(Dataset items)
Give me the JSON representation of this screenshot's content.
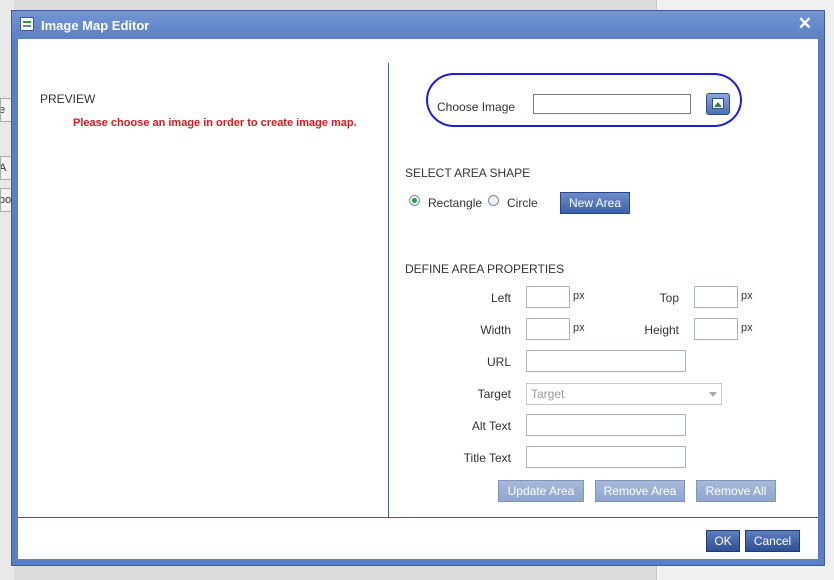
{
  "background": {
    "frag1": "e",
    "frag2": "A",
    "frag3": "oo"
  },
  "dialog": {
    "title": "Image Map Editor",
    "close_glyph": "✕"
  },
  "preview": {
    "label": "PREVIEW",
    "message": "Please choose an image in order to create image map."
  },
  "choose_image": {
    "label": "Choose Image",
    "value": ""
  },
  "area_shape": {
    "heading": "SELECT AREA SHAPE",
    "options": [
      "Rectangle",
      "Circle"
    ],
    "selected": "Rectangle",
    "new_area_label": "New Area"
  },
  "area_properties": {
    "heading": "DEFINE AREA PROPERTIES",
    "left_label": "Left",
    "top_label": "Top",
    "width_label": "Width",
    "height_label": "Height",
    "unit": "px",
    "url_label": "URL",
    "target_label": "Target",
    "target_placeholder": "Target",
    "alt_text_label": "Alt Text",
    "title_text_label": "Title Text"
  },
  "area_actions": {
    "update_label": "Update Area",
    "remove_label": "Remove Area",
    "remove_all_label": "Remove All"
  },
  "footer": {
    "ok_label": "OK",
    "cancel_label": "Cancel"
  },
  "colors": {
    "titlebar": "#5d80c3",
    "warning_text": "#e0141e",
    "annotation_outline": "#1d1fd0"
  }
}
==
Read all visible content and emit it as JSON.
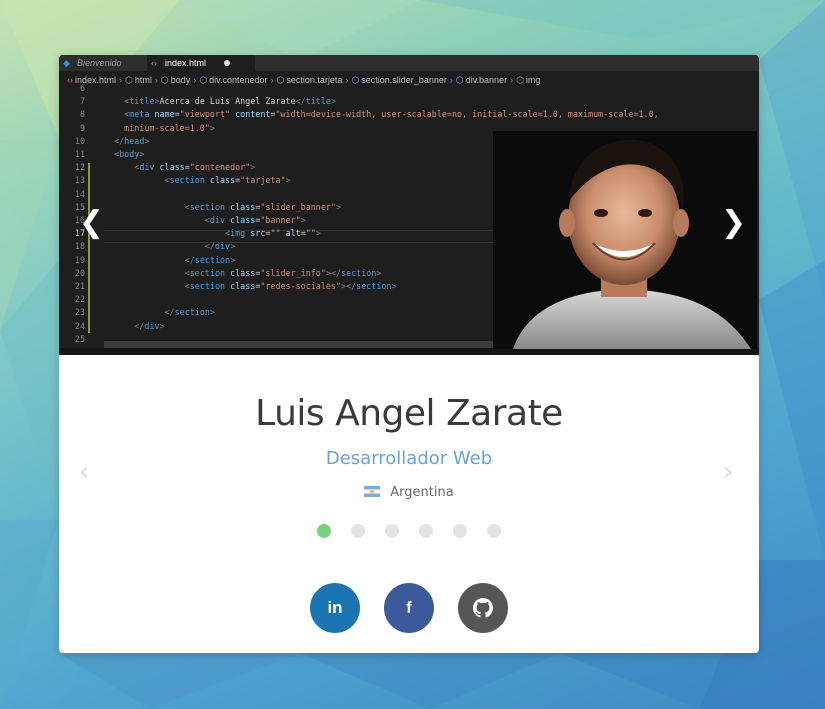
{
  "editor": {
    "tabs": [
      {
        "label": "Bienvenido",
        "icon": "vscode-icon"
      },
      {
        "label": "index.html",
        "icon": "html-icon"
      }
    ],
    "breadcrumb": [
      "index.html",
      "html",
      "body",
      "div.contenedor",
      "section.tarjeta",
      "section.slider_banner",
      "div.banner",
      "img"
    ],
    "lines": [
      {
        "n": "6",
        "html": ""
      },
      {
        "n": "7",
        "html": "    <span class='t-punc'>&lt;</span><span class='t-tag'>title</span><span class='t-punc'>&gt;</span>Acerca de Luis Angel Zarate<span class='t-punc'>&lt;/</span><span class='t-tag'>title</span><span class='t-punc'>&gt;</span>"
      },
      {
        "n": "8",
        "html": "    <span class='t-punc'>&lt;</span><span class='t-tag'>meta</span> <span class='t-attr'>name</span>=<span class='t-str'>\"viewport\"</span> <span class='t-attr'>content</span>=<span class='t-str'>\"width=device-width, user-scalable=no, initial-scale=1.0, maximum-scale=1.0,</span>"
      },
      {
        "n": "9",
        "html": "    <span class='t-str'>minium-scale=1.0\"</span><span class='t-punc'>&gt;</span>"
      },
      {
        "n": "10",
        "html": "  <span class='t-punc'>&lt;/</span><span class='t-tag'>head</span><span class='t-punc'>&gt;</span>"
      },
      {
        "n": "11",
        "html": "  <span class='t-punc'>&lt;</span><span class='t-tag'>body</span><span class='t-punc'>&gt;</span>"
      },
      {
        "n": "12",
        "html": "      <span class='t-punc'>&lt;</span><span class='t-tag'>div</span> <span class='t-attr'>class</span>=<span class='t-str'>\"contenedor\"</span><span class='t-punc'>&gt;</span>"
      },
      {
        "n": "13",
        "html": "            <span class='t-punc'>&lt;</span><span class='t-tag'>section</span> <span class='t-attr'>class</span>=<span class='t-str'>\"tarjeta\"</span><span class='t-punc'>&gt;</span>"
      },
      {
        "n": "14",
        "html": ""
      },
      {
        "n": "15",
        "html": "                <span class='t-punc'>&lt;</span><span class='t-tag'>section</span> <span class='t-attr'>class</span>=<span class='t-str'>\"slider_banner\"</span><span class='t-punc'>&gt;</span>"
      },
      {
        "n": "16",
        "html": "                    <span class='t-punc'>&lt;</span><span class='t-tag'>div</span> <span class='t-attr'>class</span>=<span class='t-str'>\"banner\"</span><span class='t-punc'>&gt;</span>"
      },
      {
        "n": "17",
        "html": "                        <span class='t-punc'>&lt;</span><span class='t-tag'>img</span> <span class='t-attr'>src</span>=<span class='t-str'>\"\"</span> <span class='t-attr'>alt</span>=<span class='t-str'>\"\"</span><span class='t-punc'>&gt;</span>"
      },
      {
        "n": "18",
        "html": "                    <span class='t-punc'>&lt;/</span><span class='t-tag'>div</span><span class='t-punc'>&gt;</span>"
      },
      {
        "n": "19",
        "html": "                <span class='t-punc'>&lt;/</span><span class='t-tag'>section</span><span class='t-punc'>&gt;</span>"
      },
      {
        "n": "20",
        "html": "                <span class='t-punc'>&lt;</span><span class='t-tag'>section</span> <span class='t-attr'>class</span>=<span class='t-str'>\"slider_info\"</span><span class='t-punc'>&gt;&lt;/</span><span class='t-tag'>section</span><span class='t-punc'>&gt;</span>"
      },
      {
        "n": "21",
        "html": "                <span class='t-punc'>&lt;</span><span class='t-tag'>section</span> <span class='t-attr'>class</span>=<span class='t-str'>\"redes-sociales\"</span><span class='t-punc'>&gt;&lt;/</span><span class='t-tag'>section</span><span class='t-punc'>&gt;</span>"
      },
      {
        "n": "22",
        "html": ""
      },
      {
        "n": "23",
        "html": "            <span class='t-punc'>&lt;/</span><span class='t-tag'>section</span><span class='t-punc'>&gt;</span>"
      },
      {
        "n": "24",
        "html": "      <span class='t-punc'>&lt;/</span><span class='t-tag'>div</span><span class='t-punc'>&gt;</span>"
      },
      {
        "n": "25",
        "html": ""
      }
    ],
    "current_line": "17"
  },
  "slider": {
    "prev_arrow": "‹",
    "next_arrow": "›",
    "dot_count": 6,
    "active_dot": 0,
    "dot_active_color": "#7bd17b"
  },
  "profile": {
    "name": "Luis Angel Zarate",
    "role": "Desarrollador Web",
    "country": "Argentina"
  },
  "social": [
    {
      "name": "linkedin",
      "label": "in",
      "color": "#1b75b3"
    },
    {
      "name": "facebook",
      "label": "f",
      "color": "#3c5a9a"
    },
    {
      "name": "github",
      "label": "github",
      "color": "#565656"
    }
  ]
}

### [To do]
Locate the lines above that hold the word "JSON". Show every one of them.

### [Written solution]
Give me the JSON representation of this screenshot's content.
Read all visible content and emit it as JSON.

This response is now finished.